Write each line exactly as it stands, from the line containing "Output a JSON" through the end of the data.

STORED RECORDS

(begin)

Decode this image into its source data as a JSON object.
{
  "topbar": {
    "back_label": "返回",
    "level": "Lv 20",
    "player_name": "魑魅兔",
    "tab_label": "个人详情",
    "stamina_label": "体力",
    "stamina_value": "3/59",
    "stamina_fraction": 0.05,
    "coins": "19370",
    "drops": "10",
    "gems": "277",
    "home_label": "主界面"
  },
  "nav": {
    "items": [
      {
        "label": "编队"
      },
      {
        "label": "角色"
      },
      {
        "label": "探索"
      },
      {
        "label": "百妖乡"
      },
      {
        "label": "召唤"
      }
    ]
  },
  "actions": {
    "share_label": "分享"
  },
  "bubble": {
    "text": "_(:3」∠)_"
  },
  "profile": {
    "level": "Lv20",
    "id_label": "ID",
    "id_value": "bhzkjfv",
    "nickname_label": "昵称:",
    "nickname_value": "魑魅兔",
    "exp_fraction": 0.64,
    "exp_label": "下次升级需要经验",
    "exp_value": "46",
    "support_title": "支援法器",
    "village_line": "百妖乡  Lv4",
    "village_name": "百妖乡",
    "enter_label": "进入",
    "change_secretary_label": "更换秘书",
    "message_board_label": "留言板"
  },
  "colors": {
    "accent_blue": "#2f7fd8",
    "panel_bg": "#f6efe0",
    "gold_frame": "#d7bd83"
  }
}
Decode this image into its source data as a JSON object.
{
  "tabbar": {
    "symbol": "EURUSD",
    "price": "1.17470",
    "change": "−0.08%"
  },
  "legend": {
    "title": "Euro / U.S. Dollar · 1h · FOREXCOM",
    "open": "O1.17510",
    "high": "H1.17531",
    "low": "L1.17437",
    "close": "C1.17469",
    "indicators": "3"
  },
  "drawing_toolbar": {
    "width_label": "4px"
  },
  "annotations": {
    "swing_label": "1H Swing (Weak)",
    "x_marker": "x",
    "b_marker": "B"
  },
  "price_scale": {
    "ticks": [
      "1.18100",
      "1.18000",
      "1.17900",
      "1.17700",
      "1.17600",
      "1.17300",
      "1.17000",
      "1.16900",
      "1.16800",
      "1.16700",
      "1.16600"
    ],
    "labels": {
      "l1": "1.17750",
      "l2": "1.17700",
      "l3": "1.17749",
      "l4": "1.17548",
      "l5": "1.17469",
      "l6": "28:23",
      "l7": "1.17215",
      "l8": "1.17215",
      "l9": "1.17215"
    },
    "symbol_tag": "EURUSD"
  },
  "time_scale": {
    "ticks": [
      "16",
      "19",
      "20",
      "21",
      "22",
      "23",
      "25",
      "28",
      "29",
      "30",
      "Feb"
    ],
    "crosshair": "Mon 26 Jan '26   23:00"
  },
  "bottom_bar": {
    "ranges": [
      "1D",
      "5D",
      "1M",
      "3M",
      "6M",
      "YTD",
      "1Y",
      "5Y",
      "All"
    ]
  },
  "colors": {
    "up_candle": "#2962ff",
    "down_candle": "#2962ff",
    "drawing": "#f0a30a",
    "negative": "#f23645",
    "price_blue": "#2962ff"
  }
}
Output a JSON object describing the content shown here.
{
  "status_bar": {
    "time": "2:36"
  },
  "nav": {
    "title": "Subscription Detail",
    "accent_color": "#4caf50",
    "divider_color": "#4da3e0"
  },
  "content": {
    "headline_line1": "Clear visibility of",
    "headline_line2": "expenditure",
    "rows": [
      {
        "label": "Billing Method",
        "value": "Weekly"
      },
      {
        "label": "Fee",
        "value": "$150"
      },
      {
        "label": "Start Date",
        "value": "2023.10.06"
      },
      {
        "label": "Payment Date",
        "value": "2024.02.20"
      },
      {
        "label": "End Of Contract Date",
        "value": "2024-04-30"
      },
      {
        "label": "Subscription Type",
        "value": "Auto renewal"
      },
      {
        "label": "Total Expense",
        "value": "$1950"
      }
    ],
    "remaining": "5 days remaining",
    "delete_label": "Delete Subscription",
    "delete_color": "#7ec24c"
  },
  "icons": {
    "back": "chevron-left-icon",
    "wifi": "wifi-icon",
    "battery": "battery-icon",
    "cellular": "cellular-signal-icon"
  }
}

(end)

SOLUTION BELOW
Output a JSON object describing the content shown here.
{
  "status_bar": {
    "time": "2:36"
  },
  "nav": {
    "title": "Subscription Detail",
    "accent_color": "#4caf50",
    "divider_color": "#4da3e0"
  },
  "content": {
    "headline_line1": "Clear visibility of",
    "headline_line2": "expenditure",
    "rows": [
      {
        "label": "Billing Method",
        "value": "Weekly"
      },
      {
        "label": "Fee",
        "value": "$150"
      },
      {
        "label": "Start Date",
        "value": "2023.10.06"
      },
      {
        "label": "Payment Date",
        "value": "2024.02.20"
      },
      {
        "label": "End Of Contract Date",
        "value": "2024-04-30"
      },
      {
        "label": "Subscription Type",
        "value": "Auto renewal"
      },
      {
        "label": "Total Expense",
        "value": "$1950"
      }
    ],
    "remaining": "5 days remaining",
    "delete_label": "Delete Subscription",
    "delete_color": "#7ec24c"
  },
  "icons": {
    "back": "chevron-left-icon",
    "wifi": "wifi-icon",
    "battery": "battery-icon",
    "cellular": "cellular-signal-icon"
  }
}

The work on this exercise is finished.